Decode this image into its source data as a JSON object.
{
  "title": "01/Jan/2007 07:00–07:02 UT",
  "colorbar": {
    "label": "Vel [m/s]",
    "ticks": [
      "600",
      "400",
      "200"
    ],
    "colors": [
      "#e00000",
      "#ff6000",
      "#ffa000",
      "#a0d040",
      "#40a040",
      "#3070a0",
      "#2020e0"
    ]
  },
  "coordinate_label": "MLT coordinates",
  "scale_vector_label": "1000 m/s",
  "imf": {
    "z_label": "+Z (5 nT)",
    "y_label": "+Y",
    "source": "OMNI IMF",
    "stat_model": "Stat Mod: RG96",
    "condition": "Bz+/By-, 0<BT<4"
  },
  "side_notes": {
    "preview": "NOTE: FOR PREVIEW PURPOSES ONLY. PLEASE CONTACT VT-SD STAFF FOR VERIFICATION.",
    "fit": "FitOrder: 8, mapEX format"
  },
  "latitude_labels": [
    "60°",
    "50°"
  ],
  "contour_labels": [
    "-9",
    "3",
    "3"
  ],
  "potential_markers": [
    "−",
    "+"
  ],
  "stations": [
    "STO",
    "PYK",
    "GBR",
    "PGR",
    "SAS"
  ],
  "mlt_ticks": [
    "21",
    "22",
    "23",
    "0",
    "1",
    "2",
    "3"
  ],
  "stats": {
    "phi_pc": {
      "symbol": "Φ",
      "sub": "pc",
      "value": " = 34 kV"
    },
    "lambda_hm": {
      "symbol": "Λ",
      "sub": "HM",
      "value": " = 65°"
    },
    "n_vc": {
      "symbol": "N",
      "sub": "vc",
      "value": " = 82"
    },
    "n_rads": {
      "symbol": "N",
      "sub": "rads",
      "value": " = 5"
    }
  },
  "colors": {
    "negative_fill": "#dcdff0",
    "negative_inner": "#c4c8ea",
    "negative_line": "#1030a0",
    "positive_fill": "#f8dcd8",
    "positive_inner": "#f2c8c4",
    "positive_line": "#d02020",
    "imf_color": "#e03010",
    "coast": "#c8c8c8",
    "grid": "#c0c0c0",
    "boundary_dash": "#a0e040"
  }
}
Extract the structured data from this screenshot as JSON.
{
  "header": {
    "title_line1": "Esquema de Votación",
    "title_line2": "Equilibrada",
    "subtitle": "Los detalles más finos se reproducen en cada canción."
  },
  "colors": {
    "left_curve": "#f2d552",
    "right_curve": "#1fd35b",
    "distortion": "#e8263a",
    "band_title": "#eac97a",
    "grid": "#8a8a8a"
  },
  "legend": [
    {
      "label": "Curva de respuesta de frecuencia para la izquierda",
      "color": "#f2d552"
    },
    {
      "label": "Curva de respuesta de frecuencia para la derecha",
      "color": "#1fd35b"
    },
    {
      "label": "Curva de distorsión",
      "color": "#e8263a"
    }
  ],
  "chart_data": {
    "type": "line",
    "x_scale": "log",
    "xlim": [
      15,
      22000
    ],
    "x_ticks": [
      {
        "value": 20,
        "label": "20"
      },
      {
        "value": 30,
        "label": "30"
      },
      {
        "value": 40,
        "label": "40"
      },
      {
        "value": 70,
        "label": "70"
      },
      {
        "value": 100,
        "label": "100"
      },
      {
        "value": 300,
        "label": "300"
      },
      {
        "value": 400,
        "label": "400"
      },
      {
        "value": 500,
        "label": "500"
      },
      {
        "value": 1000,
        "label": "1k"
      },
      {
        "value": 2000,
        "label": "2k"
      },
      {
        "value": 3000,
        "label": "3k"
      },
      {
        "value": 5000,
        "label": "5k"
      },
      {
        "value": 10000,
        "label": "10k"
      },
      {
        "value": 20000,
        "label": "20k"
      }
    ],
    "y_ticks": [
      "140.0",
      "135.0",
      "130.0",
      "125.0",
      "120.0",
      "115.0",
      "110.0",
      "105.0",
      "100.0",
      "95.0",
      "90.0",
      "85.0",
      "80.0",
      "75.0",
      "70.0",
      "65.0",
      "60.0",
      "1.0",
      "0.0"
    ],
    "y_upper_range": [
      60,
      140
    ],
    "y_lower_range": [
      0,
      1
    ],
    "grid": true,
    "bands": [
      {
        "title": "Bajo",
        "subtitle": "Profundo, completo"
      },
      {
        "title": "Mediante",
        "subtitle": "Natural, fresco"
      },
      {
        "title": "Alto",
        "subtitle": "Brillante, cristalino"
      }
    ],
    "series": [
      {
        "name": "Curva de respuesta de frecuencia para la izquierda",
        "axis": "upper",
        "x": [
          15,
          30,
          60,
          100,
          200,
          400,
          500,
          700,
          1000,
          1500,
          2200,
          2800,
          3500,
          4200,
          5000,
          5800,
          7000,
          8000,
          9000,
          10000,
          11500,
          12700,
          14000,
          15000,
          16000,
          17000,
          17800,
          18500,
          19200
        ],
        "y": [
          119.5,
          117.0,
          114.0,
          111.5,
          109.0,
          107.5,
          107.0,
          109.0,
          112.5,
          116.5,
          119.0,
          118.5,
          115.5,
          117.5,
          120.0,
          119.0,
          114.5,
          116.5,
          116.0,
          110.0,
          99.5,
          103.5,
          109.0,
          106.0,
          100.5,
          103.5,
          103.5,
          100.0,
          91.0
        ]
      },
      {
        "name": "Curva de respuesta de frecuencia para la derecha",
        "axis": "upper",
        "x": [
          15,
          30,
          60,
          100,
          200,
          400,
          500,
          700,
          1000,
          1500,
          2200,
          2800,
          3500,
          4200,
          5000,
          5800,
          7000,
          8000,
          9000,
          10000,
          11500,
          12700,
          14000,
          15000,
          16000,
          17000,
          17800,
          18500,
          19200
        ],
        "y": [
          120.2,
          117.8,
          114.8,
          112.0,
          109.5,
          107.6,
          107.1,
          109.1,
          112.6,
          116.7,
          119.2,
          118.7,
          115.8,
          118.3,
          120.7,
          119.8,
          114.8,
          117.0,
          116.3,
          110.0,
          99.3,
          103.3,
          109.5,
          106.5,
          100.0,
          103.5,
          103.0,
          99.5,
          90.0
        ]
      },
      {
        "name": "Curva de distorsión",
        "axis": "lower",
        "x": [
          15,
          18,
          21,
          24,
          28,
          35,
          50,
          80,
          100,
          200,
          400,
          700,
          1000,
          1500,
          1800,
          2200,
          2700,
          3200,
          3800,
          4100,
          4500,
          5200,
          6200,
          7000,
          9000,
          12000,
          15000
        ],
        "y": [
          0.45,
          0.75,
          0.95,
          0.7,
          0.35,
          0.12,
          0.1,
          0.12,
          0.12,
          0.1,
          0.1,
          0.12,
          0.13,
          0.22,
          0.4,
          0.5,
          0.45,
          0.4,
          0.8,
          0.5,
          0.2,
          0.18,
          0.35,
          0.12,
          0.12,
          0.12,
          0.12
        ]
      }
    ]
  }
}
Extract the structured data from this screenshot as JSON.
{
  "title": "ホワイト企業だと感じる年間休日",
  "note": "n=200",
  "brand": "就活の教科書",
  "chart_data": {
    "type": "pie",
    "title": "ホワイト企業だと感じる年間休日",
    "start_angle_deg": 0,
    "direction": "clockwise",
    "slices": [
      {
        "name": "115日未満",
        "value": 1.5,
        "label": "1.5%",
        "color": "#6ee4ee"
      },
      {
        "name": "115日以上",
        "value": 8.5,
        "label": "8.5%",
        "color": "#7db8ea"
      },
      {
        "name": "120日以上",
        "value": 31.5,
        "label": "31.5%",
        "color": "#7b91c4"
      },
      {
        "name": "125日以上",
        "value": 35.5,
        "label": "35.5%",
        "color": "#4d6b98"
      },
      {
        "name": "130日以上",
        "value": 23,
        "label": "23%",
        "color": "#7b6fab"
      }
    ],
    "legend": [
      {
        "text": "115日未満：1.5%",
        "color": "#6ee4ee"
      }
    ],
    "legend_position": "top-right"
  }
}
===============
# [AIM]
Look through the material above. Copy each line where the word "para" appears.

# [WRITTEN RESPONSE]
      "label": "Curva de respuesta de frecuencia para la izquierda",
      "label": "Curva de respuesta de frecuencia para la derecha",
        "name": "Curva de respuesta de frecuencia para la izquierda",
        "name": "Curva de respuesta de frecuencia para la derecha",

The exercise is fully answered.